Task details | Gather up every line that includes the string "kanilang".

==================================================

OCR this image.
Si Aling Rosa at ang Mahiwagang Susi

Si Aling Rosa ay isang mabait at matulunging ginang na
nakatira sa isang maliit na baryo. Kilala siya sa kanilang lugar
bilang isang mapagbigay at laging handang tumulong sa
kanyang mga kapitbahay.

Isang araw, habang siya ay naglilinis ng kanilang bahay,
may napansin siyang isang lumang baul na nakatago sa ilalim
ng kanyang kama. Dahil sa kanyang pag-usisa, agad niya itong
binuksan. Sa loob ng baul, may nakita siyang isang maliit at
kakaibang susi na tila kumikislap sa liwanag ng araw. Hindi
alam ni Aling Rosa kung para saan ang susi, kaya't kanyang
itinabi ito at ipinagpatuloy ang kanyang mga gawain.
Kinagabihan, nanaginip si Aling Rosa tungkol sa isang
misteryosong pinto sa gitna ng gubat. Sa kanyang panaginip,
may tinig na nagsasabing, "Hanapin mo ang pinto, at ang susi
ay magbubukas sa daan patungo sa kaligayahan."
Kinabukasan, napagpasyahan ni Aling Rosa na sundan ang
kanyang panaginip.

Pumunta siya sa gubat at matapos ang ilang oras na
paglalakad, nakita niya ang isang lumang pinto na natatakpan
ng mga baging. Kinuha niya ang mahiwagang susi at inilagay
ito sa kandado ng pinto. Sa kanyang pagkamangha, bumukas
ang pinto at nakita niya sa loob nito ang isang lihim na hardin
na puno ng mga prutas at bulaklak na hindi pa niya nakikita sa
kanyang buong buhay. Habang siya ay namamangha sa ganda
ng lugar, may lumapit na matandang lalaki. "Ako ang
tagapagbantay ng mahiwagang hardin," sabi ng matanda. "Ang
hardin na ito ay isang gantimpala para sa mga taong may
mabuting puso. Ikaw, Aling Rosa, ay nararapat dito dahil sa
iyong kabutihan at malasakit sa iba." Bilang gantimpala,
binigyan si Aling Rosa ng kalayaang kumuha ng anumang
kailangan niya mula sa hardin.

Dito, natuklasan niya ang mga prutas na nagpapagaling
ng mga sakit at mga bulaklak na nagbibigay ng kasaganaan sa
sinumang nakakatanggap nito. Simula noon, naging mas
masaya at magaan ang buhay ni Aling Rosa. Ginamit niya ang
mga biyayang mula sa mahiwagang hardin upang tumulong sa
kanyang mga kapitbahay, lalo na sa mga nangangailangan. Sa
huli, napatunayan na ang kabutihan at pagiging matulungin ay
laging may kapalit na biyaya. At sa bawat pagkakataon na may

==================================================

Answer to the exercise |
nakatira sa isang maliit na baryo. Kilala siya sa kanilang lugar
Isang araw, habang siya ay naglilinis ng kanilang bahay,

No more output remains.